Repeat the material exactly, every line of it.

## Stored data entries
□ □ □ □
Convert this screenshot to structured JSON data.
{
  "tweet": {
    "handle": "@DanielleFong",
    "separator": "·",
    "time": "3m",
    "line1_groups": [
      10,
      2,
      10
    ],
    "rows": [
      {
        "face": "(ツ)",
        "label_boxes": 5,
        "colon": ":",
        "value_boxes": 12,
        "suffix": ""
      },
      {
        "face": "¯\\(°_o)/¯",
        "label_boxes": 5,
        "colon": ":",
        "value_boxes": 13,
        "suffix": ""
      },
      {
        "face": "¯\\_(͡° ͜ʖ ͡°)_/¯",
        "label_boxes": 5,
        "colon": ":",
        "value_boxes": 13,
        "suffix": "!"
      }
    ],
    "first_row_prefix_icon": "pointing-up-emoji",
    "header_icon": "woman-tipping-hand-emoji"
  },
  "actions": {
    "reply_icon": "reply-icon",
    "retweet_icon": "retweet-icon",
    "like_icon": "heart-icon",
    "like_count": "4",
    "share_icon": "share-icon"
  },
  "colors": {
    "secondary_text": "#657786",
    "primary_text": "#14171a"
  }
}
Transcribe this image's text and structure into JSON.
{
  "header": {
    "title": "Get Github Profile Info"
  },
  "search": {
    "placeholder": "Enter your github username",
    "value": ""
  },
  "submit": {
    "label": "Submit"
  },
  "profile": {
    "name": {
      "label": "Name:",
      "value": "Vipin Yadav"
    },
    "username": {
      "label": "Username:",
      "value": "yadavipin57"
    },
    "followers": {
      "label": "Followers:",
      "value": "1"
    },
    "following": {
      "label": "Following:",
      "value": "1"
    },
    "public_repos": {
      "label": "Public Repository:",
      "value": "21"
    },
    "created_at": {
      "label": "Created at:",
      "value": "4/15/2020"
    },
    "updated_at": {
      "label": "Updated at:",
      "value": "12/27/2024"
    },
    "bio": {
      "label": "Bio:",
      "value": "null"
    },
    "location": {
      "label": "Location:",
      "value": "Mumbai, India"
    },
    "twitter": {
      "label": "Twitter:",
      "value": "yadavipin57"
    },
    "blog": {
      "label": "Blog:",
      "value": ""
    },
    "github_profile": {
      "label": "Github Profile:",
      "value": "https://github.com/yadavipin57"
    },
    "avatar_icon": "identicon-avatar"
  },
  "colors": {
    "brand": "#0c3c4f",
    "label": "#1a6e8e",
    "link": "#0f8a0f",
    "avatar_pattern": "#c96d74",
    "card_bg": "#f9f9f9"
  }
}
□ □ □ □
## Reply
Convert this screenshot to structured JSON data.
{
  "tweet": {
    "handle": "@DanielleFong",
    "separator": "·",
    "time": "3m",
    "line1_groups": [
      10,
      2,
      10
    ],
    "rows": [
      {
        "face": "(ツ)",
        "label_boxes": 5,
        "colon": ":",
        "value_boxes": 12,
        "suffix": ""
      },
      {
        "face": "¯\\(°_o)/¯",
        "label_boxes": 5,
        "colon": ":",
        "value_boxes": 13,
        "suffix": ""
      },
      {
        "face": "¯\\_(͡° ͜ʖ ͡°)_/¯",
        "label_boxes": 5,
        "colon": ":",
        "value_boxes": 13,
        "suffix": "!"
      }
    ],
    "first_row_prefix_icon": "pointing-up-emoji",
    "header_icon": "woman-tipping-hand-emoji"
  },
  "actions": {
    "reply_icon": "reply-icon",
    "retweet_icon": "retweet-icon",
    "like_icon": "heart-icon",
    "like_count": "4",
    "share_icon": "share-icon"
  },
  "colors": {
    "secondary_text": "#657786",
    "primary_text": "#14171a"
  }
}
Transcribe this image's text and structure into JSON.
{
  "header": {
    "title": "Get Github Profile Info"
  },
  "search": {
    "placeholder": "Enter your github username",
    "value": ""
  },
  "submit": {
    "label": "Submit"
  },
  "profile": {
    "name": {
      "label": "Name:",
      "value": "Vipin Yadav"
    },
    "username": {
      "label": "Username:",
      "value": "yadavipin57"
    },
    "followers": {
      "label": "Followers:",
      "value": "1"
    },
    "following": {
      "label": "Following:",
      "value": "1"
    },
    "public_repos": {
      "label": "Public Repository:",
      "value": "21"
    },
    "created_at": {
      "label": "Created at:",
      "value": "4/15/2020"
    },
    "updated_at": {
      "label": "Updated at:",
      "value": "12/27/2024"
    },
    "bio": {
      "label": "Bio:",
      "value": "null"
    },
    "location": {
      "label": "Location:",
      "value": "Mumbai, India"
    },
    "twitter": {
      "label": "Twitter:",
      "value": "yadavipin57"
    },
    "blog": {
      "label": "Blog:",
      "value": ""
    },
    "github_profile": {
      "label": "Github Profile:",
      "value": "https://github.com/yadavipin57"
    },
    "avatar_icon": "identicon-avatar"
  },
  "colors": {
    "brand": "#0c3c4f",
    "label": "#1a6e8e",
    "link": "#0f8a0f",
    "avatar_pattern": "#c96d74",
    "card_bg": "#f9f9f9"
  }
}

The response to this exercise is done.